**STATED TASK 1:** Copy the records from their first line through the line containing "- series-line-0: [119, 54, 575, 366]", replacing "location" with "position" and keeping everything else the same. Leave out the pictures.

**EXCERPTED TEXT:**
⁂

21 Jan A winter day at Riad 72 in Marrakech
It was a cool day when I wandered in to the kitchen at Riad 72. I heard laughing amongst the staff and gasps of amazement from the guests. I walked in and discovered that the kitchen was indeed a hot spot. With their sleeves rolled up and aprons on, eager “students” were learning about spices, seasoning and flavours used in Moroccan cuisine while chopping vegetables.
Under the guidance of Mustapha, our young chef, the team began to roast peppers over an open flame to remove the skins in preparation of taktouka. Aubergines were mashed and mixed with spices to create a smoky-flavoured zaalouk. And the main dish, a tajine, was simmering on the stovetop. Traditionally the tajine was placed into an open fire, but today modern cooks generally prepare their tajine on the stovetop. Practically all ingredients can be turned into a tajine : meat, chicken, fish, vegetables and some even include dried fruits and nuts.
Asmaa, our hostess, popped in to the kitchen from time to time to lend an extra hand as the students asked questions and tried their hand at preparing some of our favourite recipes. After all, we don’t just want our guests to stay at the riad, we want them to experience the true Marrakech. From meeting and interacting with our friendly staff in the riad to tasting the best flavours prepared in the kitchen, we invite our guests to join Mustapha for a morning of fun in the kitchen.

⁂

**STATED TASK 2:** In the piece about the cooking class at Riad 72, who is the young chef?

⁂

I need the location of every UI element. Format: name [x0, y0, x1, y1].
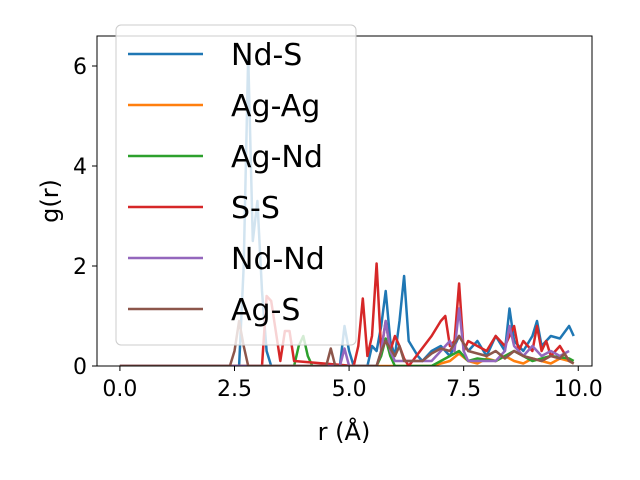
- series-line-3: [119, 262, 571, 366]
- legend-label-4: Nd-Nd: [231, 242, 325, 277]
- legend: Nd-S Ag-Ag Ag-Nd S-S Nd-Nd Ag-S: [115, 24, 357, 346]
- y-tick-label: 2: [73, 255, 87, 280]
- legend-label-1: Ag-Ag: [231, 89, 320, 124]
- x-axis: 0.0 2.5 5.0 7.5 10.0: [102, 366, 603, 402]
- y-axis-label: g(r): [36, 179, 64, 223]
- series-line-0: [119, 54, 575, 366]
- series-line-5: [119, 319, 575, 366]
- x-tick-label: 0.0: [102, 377, 137, 402]
- legend-label-3: S-S: [231, 191, 280, 226]
- x-tick-label: 5.0: [332, 377, 367, 402]
- legend-label-2: Ag-Nd: [231, 140, 323, 175]
- y-tick-label: 0: [73, 355, 87, 380]
- y-axis: 0 2 4 6: [73, 55, 97, 380]
- x-axis-label: r (Å): [318, 417, 371, 446]
- y-tick-label: 6: [73, 55, 87, 80]
- legend-label-5: Ag-S: [231, 293, 300, 328]
- series-layer: [119, 54, 575, 366]
- x-tick-label: 2.5: [217, 377, 252, 402]
- y-tick-label: 4: [73, 155, 87, 180]
- x-tick-label: 7.5: [446, 377, 481, 402]
- x-tick-label: 10.0: [554, 377, 603, 402]
- legend-label-0: Nd-S: [231, 38, 302, 73]
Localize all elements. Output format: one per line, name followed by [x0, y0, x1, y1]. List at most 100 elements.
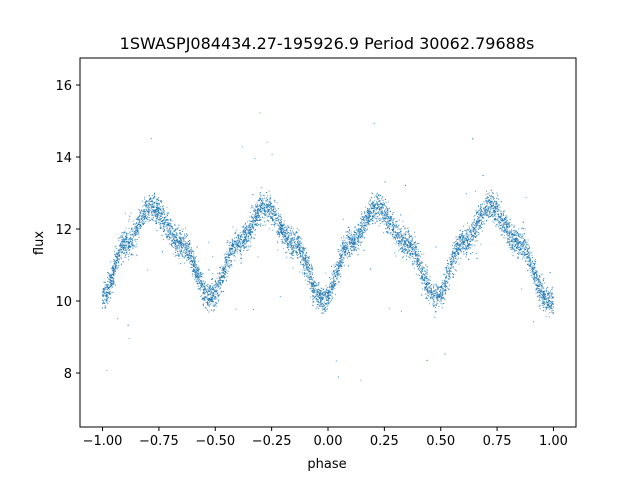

⁂

**WRITTEN RESPONSE 1:**
I need the position of every UI element. Format: name [x0, y0, x1, y1].
- series-line-3: [119, 262, 571, 366]
- legend-label-4: Nd-Nd: [231, 242, 325, 277]
- legend: Nd-S Ag-Ag Ag-Nd S-S Nd-Nd Ag-S: [115, 24, 357, 346]
- y-tick-label: 2: [73, 255, 87, 280]
- legend-label-1: Ag-Ag: [231, 89, 320, 124]
- x-axis: 0.0 2.5 5.0 7.5 10.0: [102, 366, 603, 402]
- y-axis-label: g(r): [36, 179, 64, 223]
- series-line-0: [119, 54, 575, 366]

**WRITTEN RESPONSE 2:** Mustapha